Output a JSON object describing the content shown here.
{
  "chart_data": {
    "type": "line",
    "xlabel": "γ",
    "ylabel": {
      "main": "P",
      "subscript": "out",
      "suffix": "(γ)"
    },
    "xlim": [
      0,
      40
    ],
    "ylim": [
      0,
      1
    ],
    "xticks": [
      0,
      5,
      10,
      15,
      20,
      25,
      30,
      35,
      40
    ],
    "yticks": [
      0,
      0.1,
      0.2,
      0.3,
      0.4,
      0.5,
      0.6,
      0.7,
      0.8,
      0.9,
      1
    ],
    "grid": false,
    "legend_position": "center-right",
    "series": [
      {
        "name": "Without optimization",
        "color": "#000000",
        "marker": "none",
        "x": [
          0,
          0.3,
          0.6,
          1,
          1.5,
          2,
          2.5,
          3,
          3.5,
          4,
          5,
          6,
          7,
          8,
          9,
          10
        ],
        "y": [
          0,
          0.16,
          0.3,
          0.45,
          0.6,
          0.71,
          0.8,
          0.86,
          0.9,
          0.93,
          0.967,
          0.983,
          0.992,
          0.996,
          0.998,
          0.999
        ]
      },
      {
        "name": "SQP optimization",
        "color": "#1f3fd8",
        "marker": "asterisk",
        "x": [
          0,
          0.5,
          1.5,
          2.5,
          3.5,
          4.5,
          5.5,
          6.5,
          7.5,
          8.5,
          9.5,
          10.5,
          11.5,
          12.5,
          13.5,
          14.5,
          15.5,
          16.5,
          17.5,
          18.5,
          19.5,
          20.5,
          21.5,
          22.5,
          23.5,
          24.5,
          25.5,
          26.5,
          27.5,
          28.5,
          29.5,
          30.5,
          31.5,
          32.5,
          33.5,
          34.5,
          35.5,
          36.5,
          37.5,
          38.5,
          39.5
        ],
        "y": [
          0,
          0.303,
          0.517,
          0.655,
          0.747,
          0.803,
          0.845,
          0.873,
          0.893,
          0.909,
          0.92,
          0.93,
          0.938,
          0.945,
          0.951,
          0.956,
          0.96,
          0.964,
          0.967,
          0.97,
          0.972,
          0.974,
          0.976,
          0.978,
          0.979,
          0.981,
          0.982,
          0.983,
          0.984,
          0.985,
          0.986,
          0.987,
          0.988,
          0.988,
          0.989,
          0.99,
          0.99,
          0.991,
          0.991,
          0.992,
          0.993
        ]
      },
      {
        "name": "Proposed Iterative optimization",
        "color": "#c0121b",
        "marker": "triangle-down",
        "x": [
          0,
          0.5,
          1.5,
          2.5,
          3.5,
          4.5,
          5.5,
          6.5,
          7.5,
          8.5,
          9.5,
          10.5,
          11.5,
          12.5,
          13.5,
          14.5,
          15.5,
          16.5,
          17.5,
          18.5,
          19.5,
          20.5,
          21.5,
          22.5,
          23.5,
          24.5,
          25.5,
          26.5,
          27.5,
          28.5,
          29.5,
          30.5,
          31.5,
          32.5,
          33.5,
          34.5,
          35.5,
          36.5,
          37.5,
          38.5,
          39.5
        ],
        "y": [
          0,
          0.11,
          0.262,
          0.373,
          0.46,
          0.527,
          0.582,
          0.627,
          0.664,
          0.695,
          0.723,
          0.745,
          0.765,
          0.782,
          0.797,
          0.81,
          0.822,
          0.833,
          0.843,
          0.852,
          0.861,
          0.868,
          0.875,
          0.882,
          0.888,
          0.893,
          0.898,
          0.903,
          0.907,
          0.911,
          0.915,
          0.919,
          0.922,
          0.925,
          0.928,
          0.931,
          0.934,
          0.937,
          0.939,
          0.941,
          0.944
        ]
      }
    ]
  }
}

** STATED PROBLEM **
Reproduce the entire listing word for word.

** EXERCISE RESULT **
Output a JSON object describing the content shown here.
{
  "chart_data": {
    "type": "line",
    "xlabel": "γ",
    "ylabel": {
      "main": "P",
      "subscript": "out",
      "suffix": "(γ)"
    },
    "xlim": [
      0,
      40
    ],
    "ylim": [
      0,
      1
    ],
    "xticks": [
      0,
      5,
      10,
      15,
      20,
      25,
      30,
      35,
      40
    ],
    "yticks": [
      0,
      0.1,
      0.2,
      0.3,
      0.4,
      0.5,
      0.6,
      0.7,
      0.8,
      0.9,
      1
    ],
    "grid": false,
    "legend_position": "center-right",
    "series": [
      {
        "name": "Without optimization",
        "color": "#000000",
        "marker": "none",
        "x": [
          0,
          0.3,
          0.6,
          1,
          1.5,
          2,
          2.5,
          3,
          3.5,
          4,
          5,
          6,
          7,
          8,
          9,
          10
        ],
        "y": [
          0,
          0.16,
          0.3,
          0.45,
          0.6,
          0.71,
          0.8,
          0.86,
          0.9,
          0.93,
          0.967,
          0.983,
          0.992,
          0.996,
          0.998,
          0.999
        ]
      },
      {
        "name": "SQP optimization",
        "color": "#1f3fd8",
        "marker": "asterisk",
        "x": [
          0,
          0.5,
          1.5,
          2.5,
          3.5,
          4.5,
          5.5,
          6.5,
          7.5,
          8.5,
          9.5,
          10.5,
          11.5,
          12.5,
          13.5,
          14.5,
          15.5,
          16.5,
          17.5,
          18.5,
          19.5,
          20.5,
          21.5,
          22.5,
          23.5,
          24.5,
          25.5,
          26.5,
          27.5,
          28.5,
          29.5,
          30.5,
          31.5,
          32.5,
          33.5,
          34.5,
          35.5,
          36.5,
          37.5,
          38.5,
          39.5
        ],
        "y": [
          0,
          0.303,
          0.517,
          0.655,
          0.747,
          0.803,
          0.845,
          0.873,
          0.893,
          0.909,
          0.92,
          0.93,
          0.938,
          0.945,
          0.951,
          0.956,
          0.96,
          0.964,
          0.967,
          0.97,
          0.972,
          0.974,
          0.976,
          0.978,
          0.979,
          0.981,
          0.982,
          0.983,
          0.984,
          0.985,
          0.986,
          0.987,
          0.988,
          0.988,
          0.989,
          0.99,
          0.99,
          0.991,
          0.991,
          0.992,
          0.993
        ]
      },
      {
        "name": "Proposed Iterative optimization",
        "color": "#c0121b",
        "marker": "triangle-down",
        "x": [
          0,
          0.5,
          1.5,
          2.5,
          3.5,
          4.5,
          5.5,
          6.5,
          7.5,
          8.5,
          9.5,
          10.5,
          11.5,
          12.5,
          13.5,
          14.5,
          15.5,
          16.5,
          17.5,
          18.5,
          19.5,
          20.5,
          21.5,
          22.5,
          23.5,
          24.5,
          25.5,
          26.5,
          27.5,
          28.5,
          29.5,
          30.5,
          31.5,
          32.5,
          33.5,
          34.5,
          35.5,
          36.5,
          37.5,
          38.5,
          39.5
        ],
        "y": [
          0,
          0.11,
          0.262,
          0.373,
          0.46,
          0.527,
          0.582,
          0.627,
          0.664,
          0.695,
          0.723,
          0.745,
          0.765,
          0.782,
          0.797,
          0.81,
          0.822,
          0.833,
          0.843,
          0.852,
          0.861,
          0.868,
          0.875,
          0.882,
          0.888,
          0.893,
          0.898,
          0.903,
          0.907,
          0.911,
          0.915,
          0.919,
          0.922,
          0.925,
          0.928,
          0.931,
          0.934,
          0.937,
          0.939,
          0.941,
          0.944
        ]
      }
    ]
  }
}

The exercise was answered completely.